• **INPUT MATERIAL**
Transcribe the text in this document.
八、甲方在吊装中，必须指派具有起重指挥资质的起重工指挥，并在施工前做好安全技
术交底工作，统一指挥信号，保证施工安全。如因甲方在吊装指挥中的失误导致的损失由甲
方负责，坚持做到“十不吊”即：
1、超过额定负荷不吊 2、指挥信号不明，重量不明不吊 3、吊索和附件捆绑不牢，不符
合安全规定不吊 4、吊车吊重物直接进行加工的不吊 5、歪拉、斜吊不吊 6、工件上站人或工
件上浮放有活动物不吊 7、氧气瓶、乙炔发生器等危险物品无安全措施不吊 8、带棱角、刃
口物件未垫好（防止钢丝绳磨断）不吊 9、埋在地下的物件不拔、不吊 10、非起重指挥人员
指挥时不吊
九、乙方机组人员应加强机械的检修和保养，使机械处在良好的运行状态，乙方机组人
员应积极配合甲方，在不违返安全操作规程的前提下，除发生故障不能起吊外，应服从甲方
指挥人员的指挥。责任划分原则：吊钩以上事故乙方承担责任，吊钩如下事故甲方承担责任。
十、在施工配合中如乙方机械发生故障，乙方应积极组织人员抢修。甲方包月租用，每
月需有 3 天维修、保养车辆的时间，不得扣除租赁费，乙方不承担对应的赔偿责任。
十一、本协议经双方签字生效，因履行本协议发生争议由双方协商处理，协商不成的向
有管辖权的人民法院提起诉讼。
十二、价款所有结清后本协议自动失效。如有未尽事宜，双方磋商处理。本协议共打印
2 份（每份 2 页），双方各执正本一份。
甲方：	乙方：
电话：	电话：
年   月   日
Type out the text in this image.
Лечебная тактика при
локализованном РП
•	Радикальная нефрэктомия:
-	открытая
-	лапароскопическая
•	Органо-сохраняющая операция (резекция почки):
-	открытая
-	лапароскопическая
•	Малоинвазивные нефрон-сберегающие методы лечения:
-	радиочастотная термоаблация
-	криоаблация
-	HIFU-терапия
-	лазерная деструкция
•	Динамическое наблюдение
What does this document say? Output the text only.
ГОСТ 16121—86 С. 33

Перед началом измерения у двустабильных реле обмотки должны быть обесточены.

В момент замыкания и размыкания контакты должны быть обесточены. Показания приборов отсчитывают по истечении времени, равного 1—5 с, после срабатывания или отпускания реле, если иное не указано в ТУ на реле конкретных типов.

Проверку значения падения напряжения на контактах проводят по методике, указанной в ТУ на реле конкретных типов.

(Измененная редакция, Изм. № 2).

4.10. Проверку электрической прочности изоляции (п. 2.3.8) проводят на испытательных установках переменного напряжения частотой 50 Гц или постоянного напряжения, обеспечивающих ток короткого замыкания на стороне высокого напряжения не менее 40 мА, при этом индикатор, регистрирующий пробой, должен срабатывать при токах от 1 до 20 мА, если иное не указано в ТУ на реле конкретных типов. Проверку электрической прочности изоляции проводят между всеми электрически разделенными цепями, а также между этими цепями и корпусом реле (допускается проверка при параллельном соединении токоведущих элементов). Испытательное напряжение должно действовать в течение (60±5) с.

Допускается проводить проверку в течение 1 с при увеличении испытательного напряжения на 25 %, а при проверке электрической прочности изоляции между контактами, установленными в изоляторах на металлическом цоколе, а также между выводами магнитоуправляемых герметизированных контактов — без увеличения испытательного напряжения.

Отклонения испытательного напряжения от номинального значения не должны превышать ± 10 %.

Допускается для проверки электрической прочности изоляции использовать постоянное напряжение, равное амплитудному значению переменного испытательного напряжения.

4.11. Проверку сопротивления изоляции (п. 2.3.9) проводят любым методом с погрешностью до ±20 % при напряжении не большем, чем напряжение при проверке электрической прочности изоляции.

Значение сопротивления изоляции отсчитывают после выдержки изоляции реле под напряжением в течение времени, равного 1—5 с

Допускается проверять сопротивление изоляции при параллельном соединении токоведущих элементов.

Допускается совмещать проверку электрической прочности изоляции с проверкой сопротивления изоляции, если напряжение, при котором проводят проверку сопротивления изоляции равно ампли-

• **WRITTEN PROBLEM**
Nothing in the listing may be changed; retype it all exactly.

• **REPLY**
Transcribe the text in this document.
八、甲方在吊装中，必须指派具有起重指挥资质的起重工指挥，并在施工前做好安全技
术交底工作，统一指挥信号，保证施工安全。如因甲方在吊装指挥中的失误导致的损失由甲
方负责，坚持做到“十不吊”即：
1、超过额定负荷不吊 2、指挥信号不明，重量不明不吊 3、吊索和附件捆绑不牢，不符
合安全规定不吊 4、吊车吊重物直接进行加工的不吊 5、歪拉、斜吊不吊 6、工件上站人或工
件上浮放有活动物不吊 7、氧气瓶、乙炔发生器等危险物品无安全措施不吊 8、带棱角、刃
口物件未垫好（防止钢丝绳磨断）不吊 9、埋在地下的物件不拔、不吊 10、非起重指挥人员
指挥时不吊
九、乙方机组人员应加强机械的检修和保养，使机械处在良好的运行状态，乙方机组人
员应积极配合甲方，在不违返安全操作规程的前提下，除发生故障不能起吊外，应服从甲方
指挥人员的指挥。责任划分原则：吊钩以上事故乙方承担责任，吊钩如下事故甲方承担责任。
十、在施工配合中如乙方机械发生故障，乙方应积极组织人员抢修。甲方包月租用，每
月需有 3 天维修、保养车辆的时间，不得扣除租赁费，乙方不承担对应的赔偿责任。
十一、本协议经双方签字生效，因履行本协议发生争议由双方协商处理，协商不成的向
有管辖权的人民法院提起诉讼。
十二、价款所有结清后本协议自动失效。如有未尽事宜，双方磋商处理。本协议共打印
2 份（每份 2 页），双方各执正本一份。
甲方：	乙方：
电话：	电话：
年   月   日
Type out the text in this image.
Лечебная тактика при
локализованном РП
•	Радикальная нефрэктомия:
-	открытая
-	лапароскопическая
•	Органо-сохраняющая операция (резекция почки):
-	открытая
-	лапароскопическая
•	Малоинвазивные нефрон-сберегающие методы лечения:
-	радиочастотная термоаблация
-	криоаблация
-	HIFU-терапия
-	лазерная деструкция
•	Динамическое наблюдение
What does this document say? Output the text only.
ГОСТ 16121—86 С. 33

Перед началом измерения у двустабильных реле обмотки должны быть обесточены.

В момент замыкания и размыкания контакты должны быть обесточены. Показания приборов отсчитывают по истечении времени, равного 1—5 с, после срабатывания или отпускания реле, если иное не указано в ТУ на реле конкретных типов.

Проверку значения падения напряжения на контактах проводят по методике, указанной в ТУ на реле конкретных типов.

(Измененная редакция, Изм. № 2).

4.10. Проверку электрической прочности изоляции (п. 2.3.8) проводят на испытательных установках переменного напряжения частотой 50 Гц или постоянного напряжения, обеспечивающих ток короткого замыкания на стороне высокого напряжения не менее 40 мА, при этом индикатор, регистрирующий пробой, должен срабатывать при токах от 1 до 20 мА, если иное не указано в ТУ на реле конкретных типов. Проверку электрической прочности изоляции проводят между всеми электрически разделенными цепями, а также между этими цепями и корпусом реле (допускается проверка при параллельном соединении токоведущих элементов). Испытательное напряжение должно действовать в течение (60±5) с.

Допускается проводить проверку в течение 1 с при увеличении испытательного напряжения на 25 %, а при проверке электрической прочности изоляции между контактами, установленными в изоляторах на металлическом цоколе, а также между выводами магнитоуправляемых герметизированных контактов — без увеличения испытательного напряжения.

Отклонения испытательного напряжения от номинального значения не должны превышать ± 10 %.

Допускается для проверки электрической прочности изоляции использовать постоянное напряжение, равное амплитудному значению переменного испытательного напряжения.

4.11. Проверку сопротивления изоляции (п. 2.3.9) проводят любым методом с погрешностью до ±20 % при напряжении не большем, чем напряжение при проверке электрической прочности изоляции.

Значение сопротивления изоляции отсчитывают после выдержки изоляции реле под напряжением в течение времени, равного 1—5 с

Допускается проверять сопротивление изоляции при параллельном соединении токоведущих элементов.

Допускается совмещать проверку электрической прочности изоляции с проверкой сопротивления изоляции, если напряжение, при котором проводят проверку сопротивления изоляции равно ампли-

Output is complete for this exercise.